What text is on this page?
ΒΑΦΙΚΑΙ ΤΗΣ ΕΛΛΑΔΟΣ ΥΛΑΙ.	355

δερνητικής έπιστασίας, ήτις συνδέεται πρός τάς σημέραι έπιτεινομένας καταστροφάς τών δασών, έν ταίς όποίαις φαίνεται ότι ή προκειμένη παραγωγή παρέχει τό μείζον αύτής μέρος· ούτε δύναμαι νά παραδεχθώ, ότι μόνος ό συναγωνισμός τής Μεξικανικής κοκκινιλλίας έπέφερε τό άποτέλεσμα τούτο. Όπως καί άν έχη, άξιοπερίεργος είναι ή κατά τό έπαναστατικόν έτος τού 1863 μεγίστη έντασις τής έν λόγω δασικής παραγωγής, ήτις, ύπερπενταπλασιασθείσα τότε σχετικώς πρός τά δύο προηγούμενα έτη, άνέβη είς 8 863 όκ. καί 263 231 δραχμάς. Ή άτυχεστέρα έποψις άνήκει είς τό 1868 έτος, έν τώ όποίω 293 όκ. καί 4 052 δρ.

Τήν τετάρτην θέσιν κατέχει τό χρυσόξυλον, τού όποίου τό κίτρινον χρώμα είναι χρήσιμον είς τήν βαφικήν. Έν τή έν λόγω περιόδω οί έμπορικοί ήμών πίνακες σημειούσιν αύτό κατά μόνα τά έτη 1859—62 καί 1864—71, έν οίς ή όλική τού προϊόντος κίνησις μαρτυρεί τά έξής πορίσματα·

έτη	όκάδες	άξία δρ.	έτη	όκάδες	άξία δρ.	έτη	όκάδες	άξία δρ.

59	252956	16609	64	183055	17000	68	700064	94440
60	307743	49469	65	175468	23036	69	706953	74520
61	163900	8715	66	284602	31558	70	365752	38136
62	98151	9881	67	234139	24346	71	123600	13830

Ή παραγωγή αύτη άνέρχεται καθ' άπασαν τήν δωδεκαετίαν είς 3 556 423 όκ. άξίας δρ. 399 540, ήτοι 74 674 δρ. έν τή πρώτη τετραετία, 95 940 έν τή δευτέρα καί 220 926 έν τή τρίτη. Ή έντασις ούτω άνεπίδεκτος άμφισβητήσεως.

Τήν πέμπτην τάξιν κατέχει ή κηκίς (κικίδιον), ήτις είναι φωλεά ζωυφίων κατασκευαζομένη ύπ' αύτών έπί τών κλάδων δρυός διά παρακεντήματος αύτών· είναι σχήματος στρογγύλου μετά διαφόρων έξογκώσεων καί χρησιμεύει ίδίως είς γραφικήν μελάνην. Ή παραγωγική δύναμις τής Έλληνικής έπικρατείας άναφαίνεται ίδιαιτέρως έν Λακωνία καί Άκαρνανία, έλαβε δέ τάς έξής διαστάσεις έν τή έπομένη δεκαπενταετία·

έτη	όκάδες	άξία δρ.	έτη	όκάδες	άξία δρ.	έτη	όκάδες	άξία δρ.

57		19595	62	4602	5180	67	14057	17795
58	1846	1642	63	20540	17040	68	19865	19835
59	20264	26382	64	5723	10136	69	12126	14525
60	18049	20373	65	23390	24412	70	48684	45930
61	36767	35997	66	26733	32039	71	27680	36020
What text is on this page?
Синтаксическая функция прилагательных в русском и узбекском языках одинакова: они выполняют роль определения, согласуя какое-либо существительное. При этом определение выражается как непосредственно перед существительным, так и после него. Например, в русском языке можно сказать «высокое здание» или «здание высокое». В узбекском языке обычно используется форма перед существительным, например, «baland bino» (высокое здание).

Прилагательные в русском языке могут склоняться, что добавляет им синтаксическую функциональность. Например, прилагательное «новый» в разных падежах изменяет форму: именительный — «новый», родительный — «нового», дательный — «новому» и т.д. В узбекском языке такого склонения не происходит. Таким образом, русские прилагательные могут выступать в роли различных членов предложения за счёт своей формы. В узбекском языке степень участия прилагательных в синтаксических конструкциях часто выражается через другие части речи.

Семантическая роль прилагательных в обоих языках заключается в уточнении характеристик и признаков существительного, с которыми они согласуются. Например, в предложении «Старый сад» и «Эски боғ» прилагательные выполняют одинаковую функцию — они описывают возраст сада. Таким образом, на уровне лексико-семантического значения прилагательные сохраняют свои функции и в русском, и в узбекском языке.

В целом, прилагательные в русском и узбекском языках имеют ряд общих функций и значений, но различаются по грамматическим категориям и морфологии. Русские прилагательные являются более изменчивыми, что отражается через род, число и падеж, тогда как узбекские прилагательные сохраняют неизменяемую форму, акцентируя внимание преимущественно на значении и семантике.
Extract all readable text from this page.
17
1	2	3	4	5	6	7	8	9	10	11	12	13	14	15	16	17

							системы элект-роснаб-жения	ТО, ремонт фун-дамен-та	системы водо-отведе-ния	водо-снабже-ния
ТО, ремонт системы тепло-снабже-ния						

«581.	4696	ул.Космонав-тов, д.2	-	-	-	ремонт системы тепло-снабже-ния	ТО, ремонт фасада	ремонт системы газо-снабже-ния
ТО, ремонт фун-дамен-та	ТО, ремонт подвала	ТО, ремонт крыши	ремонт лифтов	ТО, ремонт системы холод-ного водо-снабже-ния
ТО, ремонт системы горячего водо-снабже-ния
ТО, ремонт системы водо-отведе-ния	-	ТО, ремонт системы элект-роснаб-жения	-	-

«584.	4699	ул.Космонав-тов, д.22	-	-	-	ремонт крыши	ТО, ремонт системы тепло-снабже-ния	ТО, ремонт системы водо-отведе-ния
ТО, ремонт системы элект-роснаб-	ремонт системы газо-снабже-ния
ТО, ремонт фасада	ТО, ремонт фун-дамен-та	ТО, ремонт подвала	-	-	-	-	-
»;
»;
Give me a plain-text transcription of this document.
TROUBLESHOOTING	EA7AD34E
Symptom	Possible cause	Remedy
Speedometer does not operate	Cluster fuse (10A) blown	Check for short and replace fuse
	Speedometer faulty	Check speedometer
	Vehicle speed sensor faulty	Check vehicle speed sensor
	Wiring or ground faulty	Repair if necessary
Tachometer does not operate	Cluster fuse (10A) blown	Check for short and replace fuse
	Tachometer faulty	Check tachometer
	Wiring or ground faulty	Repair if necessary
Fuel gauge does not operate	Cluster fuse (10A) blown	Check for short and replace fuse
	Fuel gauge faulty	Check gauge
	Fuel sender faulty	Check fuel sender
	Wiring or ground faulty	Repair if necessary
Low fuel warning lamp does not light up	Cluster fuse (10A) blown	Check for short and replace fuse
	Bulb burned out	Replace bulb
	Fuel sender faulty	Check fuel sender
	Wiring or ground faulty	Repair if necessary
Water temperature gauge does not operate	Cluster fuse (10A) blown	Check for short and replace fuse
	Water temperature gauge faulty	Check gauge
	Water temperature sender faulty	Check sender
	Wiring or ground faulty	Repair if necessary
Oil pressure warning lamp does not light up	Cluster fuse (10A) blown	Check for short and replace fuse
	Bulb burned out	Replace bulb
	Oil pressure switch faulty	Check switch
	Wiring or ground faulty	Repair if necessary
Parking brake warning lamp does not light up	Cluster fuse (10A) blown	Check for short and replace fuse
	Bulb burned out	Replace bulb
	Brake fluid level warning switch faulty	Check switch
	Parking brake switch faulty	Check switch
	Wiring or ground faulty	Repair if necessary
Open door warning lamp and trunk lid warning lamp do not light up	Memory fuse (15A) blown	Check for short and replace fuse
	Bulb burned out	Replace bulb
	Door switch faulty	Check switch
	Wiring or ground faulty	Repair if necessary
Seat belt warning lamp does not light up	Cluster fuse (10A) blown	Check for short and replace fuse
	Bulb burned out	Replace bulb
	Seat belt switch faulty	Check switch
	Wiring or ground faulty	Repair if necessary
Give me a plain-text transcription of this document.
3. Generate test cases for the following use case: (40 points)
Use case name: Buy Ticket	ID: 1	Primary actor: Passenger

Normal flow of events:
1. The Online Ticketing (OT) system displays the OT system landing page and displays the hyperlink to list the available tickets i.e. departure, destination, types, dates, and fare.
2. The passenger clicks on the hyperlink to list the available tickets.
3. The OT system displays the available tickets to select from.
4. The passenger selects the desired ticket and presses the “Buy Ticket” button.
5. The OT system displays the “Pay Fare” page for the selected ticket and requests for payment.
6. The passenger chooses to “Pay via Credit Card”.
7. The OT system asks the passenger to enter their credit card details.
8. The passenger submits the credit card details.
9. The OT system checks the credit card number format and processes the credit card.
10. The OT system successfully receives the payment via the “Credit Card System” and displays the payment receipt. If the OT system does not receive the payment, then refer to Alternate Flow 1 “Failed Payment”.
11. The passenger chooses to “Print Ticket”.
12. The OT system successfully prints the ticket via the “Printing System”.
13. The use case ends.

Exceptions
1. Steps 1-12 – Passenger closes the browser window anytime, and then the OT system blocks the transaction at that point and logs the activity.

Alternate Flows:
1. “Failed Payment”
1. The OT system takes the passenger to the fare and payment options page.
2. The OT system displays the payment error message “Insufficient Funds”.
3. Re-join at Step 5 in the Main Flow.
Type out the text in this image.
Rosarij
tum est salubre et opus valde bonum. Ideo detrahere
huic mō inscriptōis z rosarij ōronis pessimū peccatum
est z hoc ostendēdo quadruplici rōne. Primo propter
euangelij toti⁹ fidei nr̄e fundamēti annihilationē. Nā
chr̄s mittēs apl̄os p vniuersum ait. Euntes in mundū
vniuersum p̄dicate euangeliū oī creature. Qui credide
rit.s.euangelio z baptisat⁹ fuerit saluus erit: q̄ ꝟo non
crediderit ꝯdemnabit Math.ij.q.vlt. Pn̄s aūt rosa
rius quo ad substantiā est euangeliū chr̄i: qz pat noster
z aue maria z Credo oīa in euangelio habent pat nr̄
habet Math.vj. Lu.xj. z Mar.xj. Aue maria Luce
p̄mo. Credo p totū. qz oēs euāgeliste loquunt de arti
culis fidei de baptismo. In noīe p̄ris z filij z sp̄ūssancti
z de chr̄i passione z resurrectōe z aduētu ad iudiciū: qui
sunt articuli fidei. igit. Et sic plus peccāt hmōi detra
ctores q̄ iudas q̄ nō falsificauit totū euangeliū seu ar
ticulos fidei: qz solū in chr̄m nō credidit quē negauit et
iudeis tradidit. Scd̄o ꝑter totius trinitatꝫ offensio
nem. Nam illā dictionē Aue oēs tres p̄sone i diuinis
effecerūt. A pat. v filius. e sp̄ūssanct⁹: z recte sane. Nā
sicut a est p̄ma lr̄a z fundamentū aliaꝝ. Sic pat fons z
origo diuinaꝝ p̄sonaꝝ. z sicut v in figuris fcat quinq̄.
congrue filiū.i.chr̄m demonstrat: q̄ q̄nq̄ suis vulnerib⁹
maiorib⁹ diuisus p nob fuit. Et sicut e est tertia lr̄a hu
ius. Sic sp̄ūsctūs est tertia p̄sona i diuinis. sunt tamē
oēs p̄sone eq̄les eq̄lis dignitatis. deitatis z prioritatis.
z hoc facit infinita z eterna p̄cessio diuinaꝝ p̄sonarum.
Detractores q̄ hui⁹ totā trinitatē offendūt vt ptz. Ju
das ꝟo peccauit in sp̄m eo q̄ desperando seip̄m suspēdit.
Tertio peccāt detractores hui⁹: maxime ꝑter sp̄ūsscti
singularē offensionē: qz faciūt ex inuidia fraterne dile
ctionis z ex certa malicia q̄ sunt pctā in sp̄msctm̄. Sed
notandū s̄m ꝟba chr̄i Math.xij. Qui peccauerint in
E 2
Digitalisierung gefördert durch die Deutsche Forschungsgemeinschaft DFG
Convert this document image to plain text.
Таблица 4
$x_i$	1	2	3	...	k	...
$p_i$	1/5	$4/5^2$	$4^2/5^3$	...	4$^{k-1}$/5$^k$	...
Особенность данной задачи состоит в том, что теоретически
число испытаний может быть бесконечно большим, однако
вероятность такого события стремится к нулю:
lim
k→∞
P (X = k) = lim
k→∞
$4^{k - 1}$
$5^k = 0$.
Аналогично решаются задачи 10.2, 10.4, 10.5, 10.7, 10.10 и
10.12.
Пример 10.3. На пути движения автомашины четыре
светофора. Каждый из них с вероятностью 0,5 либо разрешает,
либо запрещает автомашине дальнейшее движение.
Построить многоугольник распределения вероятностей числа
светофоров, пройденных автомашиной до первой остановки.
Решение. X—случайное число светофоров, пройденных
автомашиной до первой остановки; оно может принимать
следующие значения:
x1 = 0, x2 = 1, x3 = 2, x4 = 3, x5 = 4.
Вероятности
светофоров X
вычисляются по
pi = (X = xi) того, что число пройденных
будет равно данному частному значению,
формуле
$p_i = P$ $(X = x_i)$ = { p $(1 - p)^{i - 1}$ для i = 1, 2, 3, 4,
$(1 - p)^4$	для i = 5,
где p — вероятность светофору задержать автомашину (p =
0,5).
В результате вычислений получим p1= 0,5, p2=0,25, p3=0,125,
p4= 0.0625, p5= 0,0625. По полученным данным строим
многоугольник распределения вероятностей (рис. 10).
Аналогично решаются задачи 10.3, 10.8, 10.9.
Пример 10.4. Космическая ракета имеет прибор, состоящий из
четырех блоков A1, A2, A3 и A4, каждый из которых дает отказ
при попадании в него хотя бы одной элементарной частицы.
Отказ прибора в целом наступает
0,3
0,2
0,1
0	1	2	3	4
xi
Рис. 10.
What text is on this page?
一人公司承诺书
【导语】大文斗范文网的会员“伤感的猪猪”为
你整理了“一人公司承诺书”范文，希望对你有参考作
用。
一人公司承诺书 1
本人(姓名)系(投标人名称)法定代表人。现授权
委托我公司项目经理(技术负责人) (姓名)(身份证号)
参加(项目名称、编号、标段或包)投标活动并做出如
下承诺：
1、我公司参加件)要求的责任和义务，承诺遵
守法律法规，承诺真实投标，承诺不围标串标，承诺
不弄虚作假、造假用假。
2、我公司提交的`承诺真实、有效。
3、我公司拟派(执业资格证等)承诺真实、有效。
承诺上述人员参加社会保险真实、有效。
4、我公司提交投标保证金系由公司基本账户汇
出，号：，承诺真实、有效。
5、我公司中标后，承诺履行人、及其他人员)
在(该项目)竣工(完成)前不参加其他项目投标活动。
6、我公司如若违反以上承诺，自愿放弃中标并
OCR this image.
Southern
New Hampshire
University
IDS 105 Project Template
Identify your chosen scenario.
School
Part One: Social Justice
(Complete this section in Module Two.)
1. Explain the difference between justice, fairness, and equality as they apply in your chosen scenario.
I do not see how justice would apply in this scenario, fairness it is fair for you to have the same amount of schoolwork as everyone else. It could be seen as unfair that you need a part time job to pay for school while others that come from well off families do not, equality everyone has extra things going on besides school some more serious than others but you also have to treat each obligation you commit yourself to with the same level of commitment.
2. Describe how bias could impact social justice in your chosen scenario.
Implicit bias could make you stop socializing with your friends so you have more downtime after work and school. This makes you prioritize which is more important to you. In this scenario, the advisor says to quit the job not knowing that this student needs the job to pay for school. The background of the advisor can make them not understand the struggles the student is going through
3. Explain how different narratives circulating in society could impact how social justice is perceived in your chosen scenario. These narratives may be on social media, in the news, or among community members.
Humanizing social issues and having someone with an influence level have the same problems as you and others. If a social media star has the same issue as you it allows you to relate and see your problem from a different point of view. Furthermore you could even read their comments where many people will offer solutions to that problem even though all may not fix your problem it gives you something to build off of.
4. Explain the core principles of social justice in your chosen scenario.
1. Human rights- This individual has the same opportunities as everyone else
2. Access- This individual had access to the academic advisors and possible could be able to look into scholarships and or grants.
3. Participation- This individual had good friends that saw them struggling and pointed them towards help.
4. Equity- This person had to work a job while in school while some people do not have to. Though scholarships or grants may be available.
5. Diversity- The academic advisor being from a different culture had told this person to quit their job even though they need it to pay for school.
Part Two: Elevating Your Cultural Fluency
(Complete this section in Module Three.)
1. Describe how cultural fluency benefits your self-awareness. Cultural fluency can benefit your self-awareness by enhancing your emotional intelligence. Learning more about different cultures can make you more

● **Given instruction**: All lines that include "warning" are to be gathered and copied.

● **Solution to the problem**:
Low fuel warning lamp does not light up	Cluster fuse (10A) blown	Check for short and replace fuse
Oil pressure warning lamp does not light up	Cluster fuse (10A) blown	Check for short and replace fuse
Parking brake warning lamp does not light up	Cluster fuse (10A) blown	Check for short and replace fuse
	Brake fluid level warning switch faulty	Check switch
Open door warning lamp and trunk lid warning lamp do not light up	Memory fuse (15A) blown	Check for short and replace fuse
Seat belt warning lamp does not light up	Cluster fuse (10A) blown	Check for short and replace fuse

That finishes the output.